(SET PROBLEM)
Look through the data below. Pick out the lines holding the string "this".

(RECORDS FOR THE EXERCISE)

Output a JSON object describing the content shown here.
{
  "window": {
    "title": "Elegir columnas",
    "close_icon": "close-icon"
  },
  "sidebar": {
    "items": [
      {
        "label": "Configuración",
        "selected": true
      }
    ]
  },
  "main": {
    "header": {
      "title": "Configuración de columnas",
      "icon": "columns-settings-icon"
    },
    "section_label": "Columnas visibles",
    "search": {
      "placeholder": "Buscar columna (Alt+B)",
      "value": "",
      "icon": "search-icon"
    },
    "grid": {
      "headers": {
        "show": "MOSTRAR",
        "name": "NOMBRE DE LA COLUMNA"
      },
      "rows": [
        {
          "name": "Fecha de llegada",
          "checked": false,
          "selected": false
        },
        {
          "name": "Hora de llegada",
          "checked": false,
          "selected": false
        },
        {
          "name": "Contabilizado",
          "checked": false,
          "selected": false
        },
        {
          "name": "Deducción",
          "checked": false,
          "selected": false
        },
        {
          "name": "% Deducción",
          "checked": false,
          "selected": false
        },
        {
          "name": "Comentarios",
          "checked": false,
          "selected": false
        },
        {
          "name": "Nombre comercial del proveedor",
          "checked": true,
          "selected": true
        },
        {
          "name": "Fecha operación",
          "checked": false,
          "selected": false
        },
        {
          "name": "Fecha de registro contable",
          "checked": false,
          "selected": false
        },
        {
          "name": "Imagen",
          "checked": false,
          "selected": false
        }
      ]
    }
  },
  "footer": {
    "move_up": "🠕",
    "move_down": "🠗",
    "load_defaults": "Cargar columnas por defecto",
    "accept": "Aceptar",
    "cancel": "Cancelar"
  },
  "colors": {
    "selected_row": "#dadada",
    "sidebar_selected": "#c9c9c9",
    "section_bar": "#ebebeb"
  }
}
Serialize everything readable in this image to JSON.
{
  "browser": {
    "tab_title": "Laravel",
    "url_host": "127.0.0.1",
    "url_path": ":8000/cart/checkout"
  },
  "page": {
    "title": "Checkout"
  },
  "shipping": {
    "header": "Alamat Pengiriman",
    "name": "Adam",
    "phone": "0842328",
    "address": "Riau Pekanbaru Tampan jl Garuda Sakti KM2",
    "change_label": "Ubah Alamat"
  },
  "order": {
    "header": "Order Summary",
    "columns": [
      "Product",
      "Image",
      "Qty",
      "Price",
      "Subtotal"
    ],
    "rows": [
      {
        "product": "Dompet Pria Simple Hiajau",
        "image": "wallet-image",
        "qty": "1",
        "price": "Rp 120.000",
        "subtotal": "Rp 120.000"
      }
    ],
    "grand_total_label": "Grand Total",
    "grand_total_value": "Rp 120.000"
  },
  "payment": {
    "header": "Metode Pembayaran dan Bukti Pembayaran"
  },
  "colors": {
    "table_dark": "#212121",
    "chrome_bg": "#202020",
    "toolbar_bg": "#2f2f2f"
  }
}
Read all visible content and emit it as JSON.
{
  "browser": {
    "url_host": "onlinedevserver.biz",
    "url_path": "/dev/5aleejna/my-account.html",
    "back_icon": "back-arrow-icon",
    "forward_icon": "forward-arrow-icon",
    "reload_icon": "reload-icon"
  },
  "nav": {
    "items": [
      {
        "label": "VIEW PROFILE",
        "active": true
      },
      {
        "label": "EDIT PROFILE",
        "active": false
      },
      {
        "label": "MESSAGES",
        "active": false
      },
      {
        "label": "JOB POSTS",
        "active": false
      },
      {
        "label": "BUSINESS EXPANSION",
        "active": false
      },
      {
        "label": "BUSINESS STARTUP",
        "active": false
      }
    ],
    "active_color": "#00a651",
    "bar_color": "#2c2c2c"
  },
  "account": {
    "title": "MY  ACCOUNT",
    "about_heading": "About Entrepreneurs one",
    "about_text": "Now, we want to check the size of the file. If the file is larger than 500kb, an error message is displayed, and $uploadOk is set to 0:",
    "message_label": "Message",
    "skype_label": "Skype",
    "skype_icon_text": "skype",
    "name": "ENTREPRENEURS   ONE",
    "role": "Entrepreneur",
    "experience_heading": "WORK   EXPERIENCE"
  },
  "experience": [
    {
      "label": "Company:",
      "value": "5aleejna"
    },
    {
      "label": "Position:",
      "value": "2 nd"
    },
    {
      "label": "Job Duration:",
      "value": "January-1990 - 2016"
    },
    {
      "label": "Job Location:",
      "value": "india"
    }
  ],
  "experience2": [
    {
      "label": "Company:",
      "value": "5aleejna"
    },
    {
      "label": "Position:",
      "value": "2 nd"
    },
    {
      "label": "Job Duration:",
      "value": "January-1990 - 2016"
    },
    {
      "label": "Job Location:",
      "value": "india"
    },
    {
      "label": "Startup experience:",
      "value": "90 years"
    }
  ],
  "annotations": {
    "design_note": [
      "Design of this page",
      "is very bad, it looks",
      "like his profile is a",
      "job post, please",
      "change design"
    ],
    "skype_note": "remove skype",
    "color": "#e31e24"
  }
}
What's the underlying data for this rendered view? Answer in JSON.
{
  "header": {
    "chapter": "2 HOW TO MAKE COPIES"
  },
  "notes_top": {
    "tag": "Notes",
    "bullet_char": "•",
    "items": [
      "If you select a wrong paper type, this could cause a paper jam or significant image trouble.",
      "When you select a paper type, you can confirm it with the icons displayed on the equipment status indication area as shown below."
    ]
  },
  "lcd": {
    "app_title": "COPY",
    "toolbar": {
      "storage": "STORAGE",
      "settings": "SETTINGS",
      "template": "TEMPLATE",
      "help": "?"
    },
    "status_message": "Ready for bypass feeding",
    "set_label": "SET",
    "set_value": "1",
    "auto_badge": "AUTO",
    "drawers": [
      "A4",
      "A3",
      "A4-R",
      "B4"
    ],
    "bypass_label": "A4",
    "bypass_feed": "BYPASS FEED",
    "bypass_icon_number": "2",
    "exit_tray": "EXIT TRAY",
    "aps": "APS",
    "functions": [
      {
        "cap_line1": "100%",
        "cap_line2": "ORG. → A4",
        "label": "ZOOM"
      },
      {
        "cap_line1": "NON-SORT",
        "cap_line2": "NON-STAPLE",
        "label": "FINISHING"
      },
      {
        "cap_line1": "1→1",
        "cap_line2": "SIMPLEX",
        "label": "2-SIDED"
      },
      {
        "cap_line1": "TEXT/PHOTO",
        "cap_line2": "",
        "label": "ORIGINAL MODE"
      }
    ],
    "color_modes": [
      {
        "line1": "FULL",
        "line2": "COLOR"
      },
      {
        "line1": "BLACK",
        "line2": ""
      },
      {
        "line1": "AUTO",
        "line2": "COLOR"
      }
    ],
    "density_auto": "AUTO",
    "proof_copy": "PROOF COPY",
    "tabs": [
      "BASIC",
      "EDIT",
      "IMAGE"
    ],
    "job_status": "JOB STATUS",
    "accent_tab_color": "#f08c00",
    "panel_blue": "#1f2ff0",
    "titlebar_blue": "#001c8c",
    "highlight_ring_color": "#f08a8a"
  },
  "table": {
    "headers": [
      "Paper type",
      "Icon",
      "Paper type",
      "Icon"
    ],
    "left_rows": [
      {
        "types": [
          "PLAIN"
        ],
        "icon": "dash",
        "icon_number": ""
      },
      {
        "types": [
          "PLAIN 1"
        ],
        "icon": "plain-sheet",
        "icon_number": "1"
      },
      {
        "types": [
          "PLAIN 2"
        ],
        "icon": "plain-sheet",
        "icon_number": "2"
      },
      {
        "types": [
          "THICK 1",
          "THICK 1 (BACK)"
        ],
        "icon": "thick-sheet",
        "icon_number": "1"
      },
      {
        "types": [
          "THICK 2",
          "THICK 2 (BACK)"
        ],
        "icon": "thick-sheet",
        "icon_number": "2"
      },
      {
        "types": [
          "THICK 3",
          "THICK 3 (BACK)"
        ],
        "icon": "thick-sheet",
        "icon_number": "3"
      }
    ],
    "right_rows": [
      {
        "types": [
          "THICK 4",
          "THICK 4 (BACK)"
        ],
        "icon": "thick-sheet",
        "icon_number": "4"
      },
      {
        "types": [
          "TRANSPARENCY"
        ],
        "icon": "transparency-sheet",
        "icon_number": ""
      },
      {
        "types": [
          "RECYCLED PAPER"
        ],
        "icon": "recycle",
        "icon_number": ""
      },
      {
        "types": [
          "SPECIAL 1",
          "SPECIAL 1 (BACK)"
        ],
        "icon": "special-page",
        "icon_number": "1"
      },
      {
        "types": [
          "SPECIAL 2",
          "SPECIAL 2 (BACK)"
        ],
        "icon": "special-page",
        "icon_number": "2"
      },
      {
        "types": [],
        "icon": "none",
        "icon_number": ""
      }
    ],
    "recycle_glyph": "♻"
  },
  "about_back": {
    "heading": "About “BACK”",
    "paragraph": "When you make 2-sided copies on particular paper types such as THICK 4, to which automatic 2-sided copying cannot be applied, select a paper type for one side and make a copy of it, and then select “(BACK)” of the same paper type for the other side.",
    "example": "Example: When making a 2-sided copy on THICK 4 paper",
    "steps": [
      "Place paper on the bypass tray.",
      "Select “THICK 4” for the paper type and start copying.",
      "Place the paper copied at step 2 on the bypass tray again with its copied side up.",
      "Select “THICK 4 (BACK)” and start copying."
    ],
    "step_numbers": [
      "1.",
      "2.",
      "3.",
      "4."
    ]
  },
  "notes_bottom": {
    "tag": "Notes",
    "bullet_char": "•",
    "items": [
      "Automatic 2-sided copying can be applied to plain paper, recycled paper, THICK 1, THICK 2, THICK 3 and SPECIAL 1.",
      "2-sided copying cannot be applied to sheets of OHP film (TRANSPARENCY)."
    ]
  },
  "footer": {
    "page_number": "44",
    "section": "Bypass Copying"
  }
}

(EXPECTED ANSWER)
Serialize everything readable in this image to JSON.
      "Design of this page",
What's the underlying data for this rendered view? Answer in JSON.
      "If you select a wrong paper type, this could cause a paper jam or significant image trouble.",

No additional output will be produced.